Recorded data
== == ==
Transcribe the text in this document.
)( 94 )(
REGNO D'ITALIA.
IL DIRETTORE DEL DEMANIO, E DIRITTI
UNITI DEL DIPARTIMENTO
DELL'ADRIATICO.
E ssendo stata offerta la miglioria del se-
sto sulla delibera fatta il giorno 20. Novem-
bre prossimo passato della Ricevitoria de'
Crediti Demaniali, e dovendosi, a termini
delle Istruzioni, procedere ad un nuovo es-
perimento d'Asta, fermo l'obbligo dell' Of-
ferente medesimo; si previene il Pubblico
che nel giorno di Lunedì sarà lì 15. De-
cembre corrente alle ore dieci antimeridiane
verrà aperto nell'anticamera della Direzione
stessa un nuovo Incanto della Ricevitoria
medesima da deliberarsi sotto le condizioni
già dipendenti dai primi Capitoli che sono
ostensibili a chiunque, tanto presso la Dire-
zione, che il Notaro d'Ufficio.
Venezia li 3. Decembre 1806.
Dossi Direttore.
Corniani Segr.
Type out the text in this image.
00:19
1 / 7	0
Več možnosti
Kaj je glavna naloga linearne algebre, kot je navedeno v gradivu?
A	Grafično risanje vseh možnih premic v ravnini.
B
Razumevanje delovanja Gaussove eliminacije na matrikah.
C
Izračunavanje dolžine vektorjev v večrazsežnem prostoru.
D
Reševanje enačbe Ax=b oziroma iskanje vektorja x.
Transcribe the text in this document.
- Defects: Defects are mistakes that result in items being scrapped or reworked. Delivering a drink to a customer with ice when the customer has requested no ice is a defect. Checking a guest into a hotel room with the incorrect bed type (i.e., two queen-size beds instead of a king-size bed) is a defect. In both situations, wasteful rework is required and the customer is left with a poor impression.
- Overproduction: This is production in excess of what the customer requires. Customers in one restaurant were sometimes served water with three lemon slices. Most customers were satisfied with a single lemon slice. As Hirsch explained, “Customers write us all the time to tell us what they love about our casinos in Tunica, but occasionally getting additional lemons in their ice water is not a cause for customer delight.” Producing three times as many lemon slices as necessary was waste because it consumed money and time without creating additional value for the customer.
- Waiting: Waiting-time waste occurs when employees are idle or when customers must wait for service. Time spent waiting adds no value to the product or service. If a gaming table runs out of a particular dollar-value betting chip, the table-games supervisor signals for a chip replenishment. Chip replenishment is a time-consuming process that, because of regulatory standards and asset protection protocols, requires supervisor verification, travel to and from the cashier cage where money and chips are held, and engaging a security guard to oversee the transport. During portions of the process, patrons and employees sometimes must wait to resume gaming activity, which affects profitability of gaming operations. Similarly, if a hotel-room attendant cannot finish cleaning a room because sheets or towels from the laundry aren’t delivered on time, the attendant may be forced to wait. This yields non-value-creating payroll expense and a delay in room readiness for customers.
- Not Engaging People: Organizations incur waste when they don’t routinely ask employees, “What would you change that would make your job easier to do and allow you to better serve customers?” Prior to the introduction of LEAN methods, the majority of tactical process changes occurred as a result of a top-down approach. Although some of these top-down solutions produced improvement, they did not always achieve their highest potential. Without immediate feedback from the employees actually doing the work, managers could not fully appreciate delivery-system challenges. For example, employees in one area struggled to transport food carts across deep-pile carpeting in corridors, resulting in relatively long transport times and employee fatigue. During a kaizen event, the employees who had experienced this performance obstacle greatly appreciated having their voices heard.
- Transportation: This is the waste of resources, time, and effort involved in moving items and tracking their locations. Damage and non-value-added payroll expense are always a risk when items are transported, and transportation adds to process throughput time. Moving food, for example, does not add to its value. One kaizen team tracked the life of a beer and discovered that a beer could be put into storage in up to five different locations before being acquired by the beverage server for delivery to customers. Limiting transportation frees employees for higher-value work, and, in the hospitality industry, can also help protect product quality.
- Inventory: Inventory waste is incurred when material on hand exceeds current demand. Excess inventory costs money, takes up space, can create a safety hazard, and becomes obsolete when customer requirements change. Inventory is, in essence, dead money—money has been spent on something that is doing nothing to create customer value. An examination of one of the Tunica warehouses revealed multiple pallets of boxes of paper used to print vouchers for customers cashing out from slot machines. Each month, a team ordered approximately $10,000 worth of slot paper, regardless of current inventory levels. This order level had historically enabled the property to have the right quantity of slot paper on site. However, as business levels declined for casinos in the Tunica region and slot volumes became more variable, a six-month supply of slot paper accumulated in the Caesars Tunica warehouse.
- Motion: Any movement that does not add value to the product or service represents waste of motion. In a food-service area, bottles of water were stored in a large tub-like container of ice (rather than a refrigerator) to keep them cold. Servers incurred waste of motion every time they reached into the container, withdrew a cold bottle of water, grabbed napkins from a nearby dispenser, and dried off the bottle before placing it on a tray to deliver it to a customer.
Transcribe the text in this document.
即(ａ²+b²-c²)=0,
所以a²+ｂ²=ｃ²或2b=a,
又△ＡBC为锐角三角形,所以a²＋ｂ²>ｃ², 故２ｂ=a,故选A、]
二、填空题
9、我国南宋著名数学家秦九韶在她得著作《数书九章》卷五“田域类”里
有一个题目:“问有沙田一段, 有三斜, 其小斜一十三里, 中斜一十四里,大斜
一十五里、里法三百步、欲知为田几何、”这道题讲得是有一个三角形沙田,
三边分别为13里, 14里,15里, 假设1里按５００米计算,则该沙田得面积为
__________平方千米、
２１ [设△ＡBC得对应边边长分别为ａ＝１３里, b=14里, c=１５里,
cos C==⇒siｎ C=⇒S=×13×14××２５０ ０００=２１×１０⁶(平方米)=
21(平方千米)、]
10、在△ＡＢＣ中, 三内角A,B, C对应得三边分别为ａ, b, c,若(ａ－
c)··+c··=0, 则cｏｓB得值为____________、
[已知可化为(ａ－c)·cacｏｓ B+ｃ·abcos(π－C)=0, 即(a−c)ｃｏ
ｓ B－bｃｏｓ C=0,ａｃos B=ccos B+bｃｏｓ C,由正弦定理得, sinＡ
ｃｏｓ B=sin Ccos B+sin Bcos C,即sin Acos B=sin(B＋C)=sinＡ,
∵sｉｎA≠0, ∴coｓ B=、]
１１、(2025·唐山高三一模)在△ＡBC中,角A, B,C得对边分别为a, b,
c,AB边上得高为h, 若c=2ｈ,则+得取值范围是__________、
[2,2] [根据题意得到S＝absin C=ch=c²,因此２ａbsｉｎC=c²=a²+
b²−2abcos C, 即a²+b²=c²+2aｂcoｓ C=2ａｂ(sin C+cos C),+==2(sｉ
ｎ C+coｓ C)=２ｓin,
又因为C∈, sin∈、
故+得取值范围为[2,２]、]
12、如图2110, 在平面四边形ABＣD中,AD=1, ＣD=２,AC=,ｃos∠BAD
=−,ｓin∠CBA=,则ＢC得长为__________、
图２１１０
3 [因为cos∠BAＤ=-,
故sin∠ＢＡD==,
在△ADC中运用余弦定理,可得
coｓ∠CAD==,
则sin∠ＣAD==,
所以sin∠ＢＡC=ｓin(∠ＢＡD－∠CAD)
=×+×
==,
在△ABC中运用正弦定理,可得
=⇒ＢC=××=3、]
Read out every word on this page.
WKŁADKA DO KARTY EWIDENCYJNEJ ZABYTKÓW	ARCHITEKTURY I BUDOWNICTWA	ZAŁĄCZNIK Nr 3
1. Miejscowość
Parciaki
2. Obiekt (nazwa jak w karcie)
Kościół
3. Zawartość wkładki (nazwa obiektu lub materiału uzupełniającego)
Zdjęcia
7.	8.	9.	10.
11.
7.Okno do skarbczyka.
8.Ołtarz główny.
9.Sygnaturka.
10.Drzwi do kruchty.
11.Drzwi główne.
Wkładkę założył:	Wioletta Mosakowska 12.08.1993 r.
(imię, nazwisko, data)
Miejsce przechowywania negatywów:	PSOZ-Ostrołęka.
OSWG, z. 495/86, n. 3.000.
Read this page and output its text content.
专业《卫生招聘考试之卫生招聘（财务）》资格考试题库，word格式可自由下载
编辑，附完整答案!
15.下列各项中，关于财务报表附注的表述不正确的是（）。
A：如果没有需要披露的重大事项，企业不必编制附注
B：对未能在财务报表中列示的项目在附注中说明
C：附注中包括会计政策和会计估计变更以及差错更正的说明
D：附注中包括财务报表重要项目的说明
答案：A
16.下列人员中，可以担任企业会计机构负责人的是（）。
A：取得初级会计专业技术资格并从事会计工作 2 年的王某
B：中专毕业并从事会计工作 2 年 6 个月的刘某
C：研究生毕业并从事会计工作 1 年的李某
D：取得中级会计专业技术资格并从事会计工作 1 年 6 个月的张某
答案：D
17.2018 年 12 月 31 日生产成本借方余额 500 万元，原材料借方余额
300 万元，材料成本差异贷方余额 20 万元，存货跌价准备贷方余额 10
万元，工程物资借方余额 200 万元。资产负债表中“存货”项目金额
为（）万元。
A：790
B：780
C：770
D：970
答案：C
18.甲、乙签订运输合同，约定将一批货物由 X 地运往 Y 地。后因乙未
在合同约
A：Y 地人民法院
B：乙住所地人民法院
== == ==
WHAT IS NEEDED
Only the lines from the one containing "Read this page and output its text content." to the end of the listing belong in the output, each reproduced exactly.

RESPONSE TO THE EXERCISE
Read this page and output its text content.
专业《卫生招聘考试之卫生招聘（财务）》资格考试题库，word格式可自由下载
编辑，附完整答案!
15.下列各项中，关于财务报表附注的表述不正确的是（）。
A：如果没有需要披露的重大事项，企业不必编制附注
B：对未能在财务报表中列示的项目在附注中说明
C：附注中包括会计政策和会计估计变更以及差错更正的说明
D：附注中包括财务报表重要项目的说明
答案：A
16.下列人员中，可以担任企业会计机构负责人的是（）。
A：取得初级会计专业技术资格并从事会计工作 2 年的王某
B：中专毕业并从事会计工作 2 年 6 个月的刘某
C：研究生毕业并从事会计工作 1 年的李某
D：取得中级会计专业技术资格并从事会计工作 1 年 6 个月的张某
答案：D
17.2018 年 12 月 31 日生产成本借方余额 500 万元，原材料借方余额
300 万元，材料成本差异贷方余额 20 万元，存货跌价准备贷方余额 10
万元，工程物资借方余额 200 万元。资产负债表中“存货”项目金额
为（）万元。
A：790
B：780
C：770
D：970
答案：C
18.甲、乙签订运输合同，约定将一批货物由 X 地运往 Y 地。后因乙未
在合同约
A：Y 地人民法院
B：乙住所地人民法院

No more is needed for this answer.